**Exercise objective:**
Exactly reproduce each entry, leaving out nothing.

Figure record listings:

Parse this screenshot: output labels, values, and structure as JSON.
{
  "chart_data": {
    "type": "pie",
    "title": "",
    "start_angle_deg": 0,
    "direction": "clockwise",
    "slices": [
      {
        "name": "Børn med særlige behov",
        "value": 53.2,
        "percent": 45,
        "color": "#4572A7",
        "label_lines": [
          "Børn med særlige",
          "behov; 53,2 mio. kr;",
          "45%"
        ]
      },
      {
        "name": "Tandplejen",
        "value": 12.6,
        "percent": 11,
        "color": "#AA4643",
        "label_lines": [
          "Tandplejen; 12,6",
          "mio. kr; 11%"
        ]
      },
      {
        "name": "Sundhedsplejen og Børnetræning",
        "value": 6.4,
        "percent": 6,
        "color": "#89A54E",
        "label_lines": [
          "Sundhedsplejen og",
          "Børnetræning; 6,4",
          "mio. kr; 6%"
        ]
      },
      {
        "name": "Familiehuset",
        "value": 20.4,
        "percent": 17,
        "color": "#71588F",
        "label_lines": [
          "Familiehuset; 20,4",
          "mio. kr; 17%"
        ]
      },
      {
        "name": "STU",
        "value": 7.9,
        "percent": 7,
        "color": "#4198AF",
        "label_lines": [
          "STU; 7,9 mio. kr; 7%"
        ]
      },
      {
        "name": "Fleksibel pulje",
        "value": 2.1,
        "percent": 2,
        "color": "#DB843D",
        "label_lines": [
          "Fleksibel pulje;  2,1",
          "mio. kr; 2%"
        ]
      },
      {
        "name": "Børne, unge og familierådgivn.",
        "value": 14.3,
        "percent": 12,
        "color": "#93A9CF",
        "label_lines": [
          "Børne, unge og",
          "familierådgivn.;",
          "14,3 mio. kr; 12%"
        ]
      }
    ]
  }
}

**Result:**
Parse this screenshot: output labels, values, and structure as JSON.
{
  "chart_data": {
    "type": "pie",
    "title": "",
    "start_angle_deg": 0,
    "direction": "clockwise",
    "slices": [
      {
        "name": "Børn med særlige behov",
        "value": 53.2,
        "percent": 45,
        "color": "#4572A7",
        "label_lines": [
          "Børn med særlige",
          "behov; 53,2 mio. kr;",
          "45%"
        ]
      },
      {
        "name": "Tandplejen",
        "value": 12.6,
        "percent": 11,
        "color": "#AA4643",
        "label_lines": [
          "Tandplejen; 12,6",
          "mio. kr; 11%"
        ]
      },
      {
        "name": "Sundhedsplejen og Børnetræning",
        "value": 6.4,
        "percent": 6,
        "color": "#89A54E",
        "label_lines": [
          "Sundhedsplejen og",
          "Børnetræning; 6,4",
          "mio. kr; 6%"
        ]
      },
      {
        "name": "Familiehuset",
        "value": 20.4,
        "percent": 17,
        "color": "#71588F",
        "label_lines": [
          "Familiehuset; 20,4",
          "mio. kr; 17%"
        ]
      },
      {
        "name": "STU",
        "value": 7.9,
        "percent": 7,
        "color": "#4198AF",
        "label_lines": [
          "STU; 7,9 mio. kr; 7%"
        ]
      },
      {
        "name": "Fleksibel pulje",
        "value": 2.1,
        "percent": 2,
        "color": "#DB843D",
        "label_lines": [
          "Fleksibel pulje;  2,1",
          "mio. kr; 2%"
        ]
      },
      {
        "name": "Børne, unge og familierådgivn.",
        "value": 14.3,
        "percent": 12,
        "color": "#93A9CF",
        "label_lines": [
          "Børne, unge og",
          "familierådgivn.;",
          "14,3 mio. kr; 12%"
        ]
      }
    ]
  }
}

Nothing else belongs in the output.